STATED GOAL :: Copy out the listing that follows exactly, dropping every picture.

PROVIDED RECORDS ::
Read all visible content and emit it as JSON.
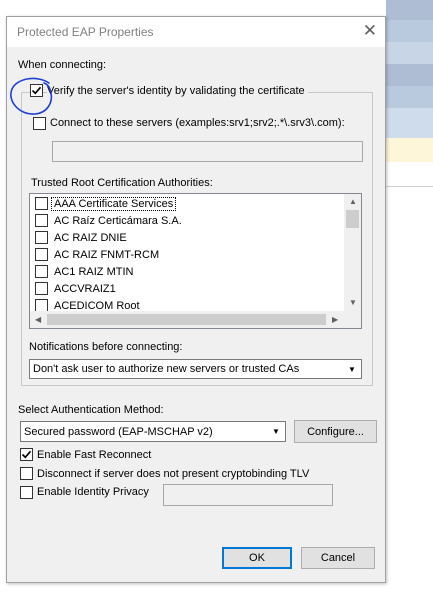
{
  "dialog": {
    "title": "Protected EAP Properties",
    "close_glyph": "✕"
  },
  "connecting": {
    "label": "When connecting:",
    "verify_label": "Verify the server's identity by validating the certificate",
    "verify_checked": true,
    "connect_label": "Connect to these servers (examples:srv1;srv2;.*\\.srv3\\.com):",
    "connect_checked": false,
    "servers_value": ""
  },
  "trusted_roots": {
    "label": "Trusted Root Certification Authorities:",
    "items": [
      {
        "label": "AAA Certificate Services",
        "checked": false
      },
      {
        "label": "AC Raíz Certicámara S.A.",
        "checked": false
      },
      {
        "label": "AC RAIZ DNIE",
        "checked": false
      },
      {
        "label": "AC RAIZ FNMT-RCM",
        "checked": false
      },
      {
        "label": "AC1 RAIZ MTIN",
        "checked": false
      },
      {
        "label": "ACCVRAIZ1",
        "checked": false
      },
      {
        "label": "ACEDICOM Root",
        "checked": false
      }
    ]
  },
  "notifications": {
    "label": "Notifications before connecting:",
    "value": "Don't ask user to authorize new servers or trusted CAs"
  },
  "auth_method": {
    "label": "Select Authentication Method:",
    "value": "Secured password (EAP-MSCHAP v2)",
    "configure_label": "Configure..."
  },
  "options": {
    "fast_reconnect_label": "Enable Fast Reconnect",
    "fast_reconnect_checked": true,
    "cryptobinding_label": "Disconnect if server does not present cryptobinding TLV",
    "cryptobinding_checked": false,
    "identity_privacy_label": "Enable Identity Privacy",
    "identity_privacy_checked": false,
    "identity_value": ""
  },
  "buttons": {
    "ok_label": "OK",
    "cancel_label": "Cancel"
  },
  "colors": {
    "annotation_circle": "#1f3fd1",
    "default_button_border": "#0078d7"
  }
}
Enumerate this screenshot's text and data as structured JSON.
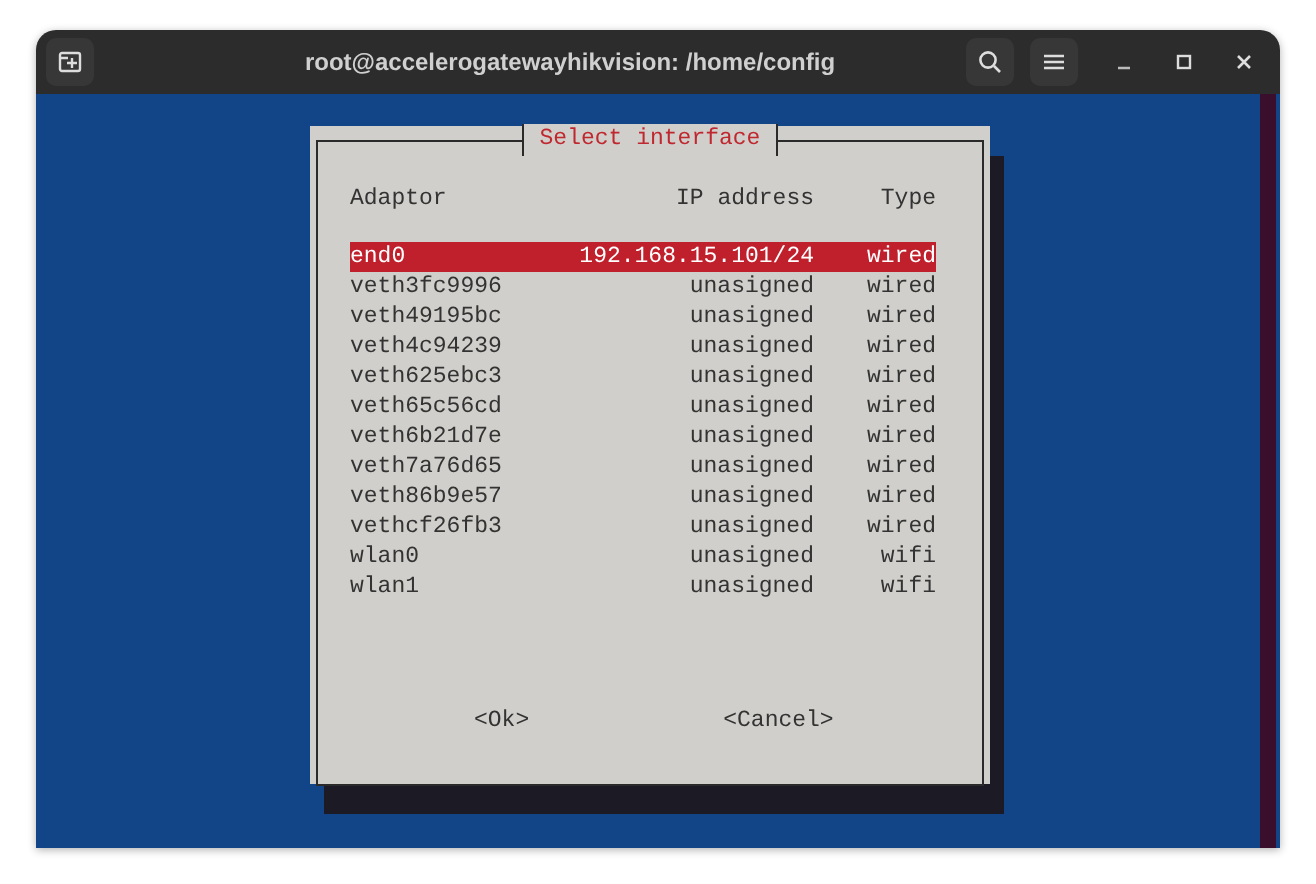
{
  "window": {
    "title": "root@accelerogatewayhikvision: /home/config"
  },
  "dialog": {
    "title": "Select interface",
    "columns": [
      "Adaptor",
      "IP address",
      "Type"
    ],
    "rows": [
      {
        "adaptor": "end0",
        "ip": "192.168.15.101/24",
        "type": "wired",
        "selected": true
      },
      {
        "adaptor": "veth3fc9996",
        "ip": "unasigned",
        "type": "wired",
        "selected": false
      },
      {
        "adaptor": "veth49195bc",
        "ip": "unasigned",
        "type": "wired",
        "selected": false
      },
      {
        "adaptor": "veth4c94239",
        "ip": "unasigned",
        "type": "wired",
        "selected": false
      },
      {
        "adaptor": "veth625ebc3",
        "ip": "unasigned",
        "type": "wired",
        "selected": false
      },
      {
        "adaptor": "veth65c56cd",
        "ip": "unasigned",
        "type": "wired",
        "selected": false
      },
      {
        "adaptor": "veth6b21d7e",
        "ip": "unasigned",
        "type": "wired",
        "selected": false
      },
      {
        "adaptor": "veth7a76d65",
        "ip": "unasigned",
        "type": "wired",
        "selected": false
      },
      {
        "adaptor": "veth86b9e57",
        "ip": "unasigned",
        "type": "wired",
        "selected": false
      },
      {
        "adaptor": "vethcf26fb3",
        "ip": "unasigned",
        "type": "wired",
        "selected": false
      },
      {
        "adaptor": "wlan0",
        "ip": "unasigned",
        "type": "wifi",
        "selected": false
      },
      {
        "adaptor": "wlan1",
        "ip": "unasigned",
        "type": "wifi",
        "selected": false
      }
    ],
    "buttons": [
      "<Ok>",
      "<Cancel>"
    ]
  }
}
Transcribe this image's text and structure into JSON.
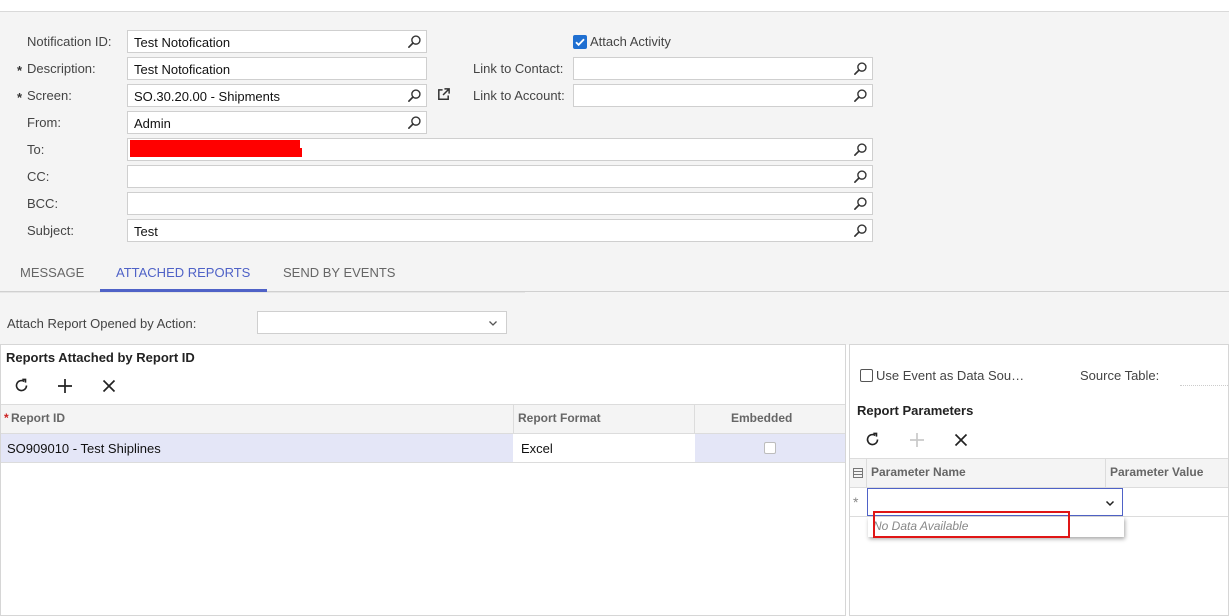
{
  "form": {
    "notification_id": {
      "label": "Notification ID:",
      "value": "Test Notofication"
    },
    "description": {
      "label": "Description:",
      "required": "*",
      "value": "Test Notofication"
    },
    "screen": {
      "label": "Screen:",
      "required": "*",
      "value": "SO.30.20.00 - Shipments"
    },
    "from": {
      "label": "From:",
      "value": "Admin"
    },
    "to": {
      "label": "To:",
      "value": ""
    },
    "cc": {
      "label": "CC:",
      "value": ""
    },
    "bcc": {
      "label": "BCC:",
      "value": ""
    },
    "subject": {
      "label": "Subject:",
      "value": "Test"
    },
    "attach_activity": {
      "label": "Attach Activity",
      "checked": true
    },
    "link_to_contact": {
      "label": "Link to Contact:",
      "value": ""
    },
    "link_to_account": {
      "label": "Link to Account:",
      "value": ""
    }
  },
  "tabs": [
    {
      "label": "MESSAGE",
      "active": false
    },
    {
      "label": "ATTACHED REPORTS",
      "active": true
    },
    {
      "label": "SEND BY EVENTS",
      "active": false
    }
  ],
  "attach_report_action": {
    "label": "Attach Report Opened by Action:",
    "value": ""
  },
  "reports_panel": {
    "title": "Reports Attached by Report ID",
    "columns": [
      "Report ID",
      "Report Format",
      "Embedded"
    ],
    "required_marker": "*",
    "rows": [
      {
        "report_id": "SO909010 - Test Shiplines",
        "format": "Excel",
        "embedded": false
      }
    ]
  },
  "params_panel": {
    "use_event_label": "Use Event as Data Sou…",
    "source_table_label": "Source Table:",
    "title": "Report Parameters",
    "columns": [
      "Parameter Name",
      "Parameter Value"
    ],
    "new_row_marker": "*",
    "dropdown_empty": "No Data Available"
  },
  "colors": {
    "accent": "#4f62c7",
    "selected_row": "#e4e6f7",
    "highlight_box": "#e01616",
    "redaction": "#ff0000"
  },
  "icons": [
    "search-icon",
    "external-link-icon",
    "refresh-icon",
    "add-icon",
    "delete-icon",
    "chevron-down-icon",
    "row-settings-icon"
  ]
}
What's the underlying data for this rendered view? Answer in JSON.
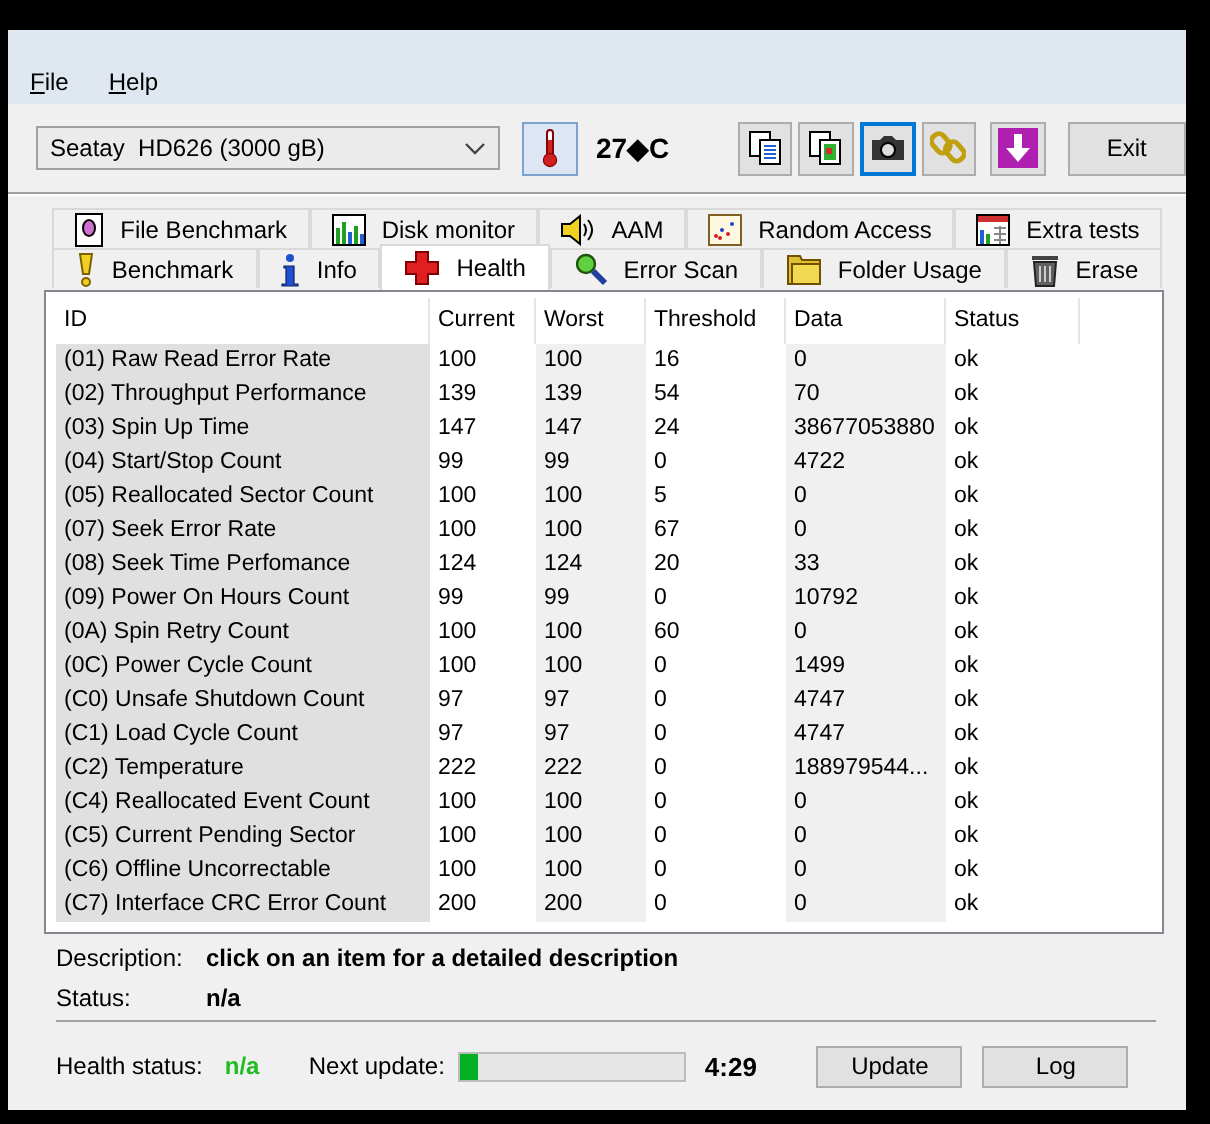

TASK OUTPUT ::
Read all visible content and emit it as JSON.
{
  "dialog": {
    "title": "Protected EAP Properties",
    "close_glyph": "✕"
  },
  "connecting": {
    "label": "When connecting:",
    "verify_label": "Verify the server's identity by validating the certificate",
    "verify_checked": true,
    "connect_label": "Connect to these servers (examples:srv1;srv2;.*\\.srv3\\.com):",
    "connect_checked": false,
    "servers_value": ""
  },
  "trusted_roots": {
    "label": "Trusted Root Certification Authorities:",
    "items": [
      {
        "label": "AAA Certificate Services",
        "checked": false
      },
      {
        "label": "AC Raíz Certicámara S.A.",
        "checked": false
      },
      {
        "label": "AC RAIZ DNIE",
        "checked": false
      },
      {
        "label": "AC RAIZ FNMT-RCM",
        "checked": false
      },
      {
        "label": "AC1 RAIZ MTIN",
        "checked": false
      },
      {
        "label": "ACCVRAIZ1",
        "checked": false
      },
      {
        "label": "ACEDICOM Root",
        "checked": false
      }
    ]
  },
  "notifications": {
    "label": "Notifications before connecting:",
    "value": "Don't ask user to authorize new servers or trusted CAs"
  },
  "auth_method": {
    "label": "Select Authentication Method:",
    "value": "Secured password (EAP-MSCHAP v2)",
    "configure_label": "Configure..."
  },
  "options": {
    "fast_reconnect_label": "Enable Fast Reconnect",
    "fast_reconnect_checked": true,
    "cryptobinding_label": "Disconnect if server does not present cryptobinding TLV",
    "cryptobinding_checked": false,
    "identity_privacy_label": "Enable Identity Privacy",
    "identity_privacy_checked": false,
    "identity_value": ""
  },
  "buttons": {
    "ok_label": "OK",
    "cancel_label": "Cancel"
  },
  "colors": {
    "annotation_circle": "#1f3fd1",
    "default_button_border": "#0078d7"
  }
}
Enumerate this screenshot's text and data as structured JSON.
{
  "window": {
    "title": "root@accelerogatewayhikvision: /home/config"
  },
  "dialog": {
    "title": "Select interface",
    "columns": [
      "Adaptor",
      "IP address",
      "Type"
    ],
    "rows": [
      {
        "adaptor": "end0",
        "ip": "192.168.15.101/24",
        "type": "wired",
        "selected": true
      },
      {
        "adaptor": "veth3fc9996",
        "ip": "unasigned",
        "type": "wired",
        "selected": false
      },
      {
        "adaptor": "veth49195bc",
        "ip": "unasigned",
        "type": "wired",
        "selected": false
      },
      {
        "adaptor": "veth4c94239",
        "ip": "unasigned",
        "type": "wired",
        "selected": false
      },
      {
        "adaptor": "veth625ebc3",
        "ip": "unasigned",
        "type": "wired",
        "selected": false
      },
      {
        "adaptor": "veth65c56cd",
        "ip": "unasigned",
        "type": "wired",
        "selected": false
      },
      {
        "adaptor": "veth6b21d7e",
        "ip": "unasigned",
        "type": "wired",
        "selected": false
      },
      {
        "adaptor": "veth7a76d65",
        "ip": "unasigned",
        "type": "wired",
        "selected": false
      },
      {
        "adaptor": "veth86b9e57",
        "ip": "unasigned",
        "type": "wired",
        "selected": false
      },
      {
        "adaptor": "vethcf26fb3",
        "ip": "unasigned",
        "type": "wired",
        "selected": false
      },
      {
        "adaptor": "wlan0",
        "ip": "unasigned",
        "type": "wifi",
        "selected": false
      },
      {
        "adaptor": "wlan1",
        "ip": "unasigned",
        "type": "wifi",
        "selected": false
      }
    ],
    "buttons": [
      "<Ok>",
      "<Cancel>"
    ]
  }
}
Transcribe this image's text and structure into JSON.
{
  "form": {
    "notification_id": {
      "label": "Notification ID:",
      "value": "Test Notofication"
    },
    "description": {
      "label": "Description:",
      "required": "*",
      "value": "Test Notofication"
    },
    "screen": {
      "label": "Screen:",
      "required": "*",
      "value": "SO.30.20.00 - Shipments"
    },
    "from": {
      "label": "From:",
      "value": "Admin"
    },
    "to": {
      "label": "To:",
      "value": ""
    },
    "cc": {
      "label": "CC:",
      "value": ""
    },
    "bcc": {
      "label": "BCC:",
      "value": ""
    },
    "subject": {
      "label": "Subject:",
      "value": "Test"
    },
    "attach_activity": {
      "label": "Attach Activity",
      "checked": true
    },
    "link_to_contact": {
      "label": "Link to Contact:",
      "value": ""
    },
    "link_to_account": {
      "label": "Link to Account:",
      "value": ""
    }
  },
  "tabs": [
    {
      "label": "MESSAGE",
      "active": false
    },
    {
      "label": "ATTACHED REPORTS",
      "active": true
    },
    {
      "label": "SEND BY EVENTS",
      "active": false
    }
  ],
  "attach_report_action": {
    "label": "Attach Report Opened by Action:",
    "value": ""
  },
  "reports_panel": {
    "title": "Reports Attached by Report ID",
    "columns": [
      "Report ID",
      "Report Format",
      "Embedded"
    ],
    "required_marker": "*",
    "rows": [
      {
        "report_id": "SO909010 - Test Shiplines",
        "format": "Excel",
        "embedded": false
      }
    ]
  },
  "params_panel": {
    "use_event_label": "Use Event as Data Sou…",
    "source_table_label": "Source Table:",
    "title": "Report Parameters",
    "columns": [
      "Parameter Name",
      "Parameter Value"
    ],
    "new_row_marker": "*",
    "dropdown_empty": "No Data Available"
  },
  "colors": {
    "accent": "#4f62c7",
    "selected_row": "#e4e6f7",
    "highlight_box": "#e01616",
    "redaction": "#ff0000"
  },
  "icons": [
    "search-icon",
    "external-link-icon",
    "refresh-icon",
    "add-icon",
    "delete-icon",
    "chevron-down-icon",
    "row-settings-icon"
  ]
}
What's the underlying data for this rendered view? Answer in JSON.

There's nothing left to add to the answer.